Work required
Locate and copy each line in the data that contains the word "name".

▼

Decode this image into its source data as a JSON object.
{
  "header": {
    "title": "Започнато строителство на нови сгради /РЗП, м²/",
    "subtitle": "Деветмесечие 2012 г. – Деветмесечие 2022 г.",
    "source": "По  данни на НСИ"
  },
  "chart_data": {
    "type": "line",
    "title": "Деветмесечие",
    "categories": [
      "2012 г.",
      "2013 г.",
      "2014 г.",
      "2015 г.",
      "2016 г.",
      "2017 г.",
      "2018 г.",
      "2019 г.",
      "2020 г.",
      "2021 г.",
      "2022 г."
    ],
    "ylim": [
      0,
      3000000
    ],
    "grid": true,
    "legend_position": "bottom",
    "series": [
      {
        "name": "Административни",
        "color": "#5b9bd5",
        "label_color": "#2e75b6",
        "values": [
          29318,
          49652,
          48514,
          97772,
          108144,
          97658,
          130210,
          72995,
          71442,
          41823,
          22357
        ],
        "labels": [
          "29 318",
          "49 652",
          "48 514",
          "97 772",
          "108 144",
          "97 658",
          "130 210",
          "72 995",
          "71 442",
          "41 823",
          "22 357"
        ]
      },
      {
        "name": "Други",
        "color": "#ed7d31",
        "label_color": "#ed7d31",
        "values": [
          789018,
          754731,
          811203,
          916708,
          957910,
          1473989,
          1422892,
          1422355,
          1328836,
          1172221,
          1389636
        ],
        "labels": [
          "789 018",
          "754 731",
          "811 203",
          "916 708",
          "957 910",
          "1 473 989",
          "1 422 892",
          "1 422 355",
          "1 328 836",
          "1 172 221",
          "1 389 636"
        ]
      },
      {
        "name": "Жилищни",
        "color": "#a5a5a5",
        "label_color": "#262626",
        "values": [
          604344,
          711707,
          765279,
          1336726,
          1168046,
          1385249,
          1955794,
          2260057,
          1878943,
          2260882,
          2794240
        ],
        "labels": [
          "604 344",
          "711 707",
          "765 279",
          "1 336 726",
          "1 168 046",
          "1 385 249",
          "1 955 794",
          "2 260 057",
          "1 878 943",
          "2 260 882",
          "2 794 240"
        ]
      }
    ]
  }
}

▲

The solution
        "name": "Административни",
        "name": "Други",
        "name": "Жилищни",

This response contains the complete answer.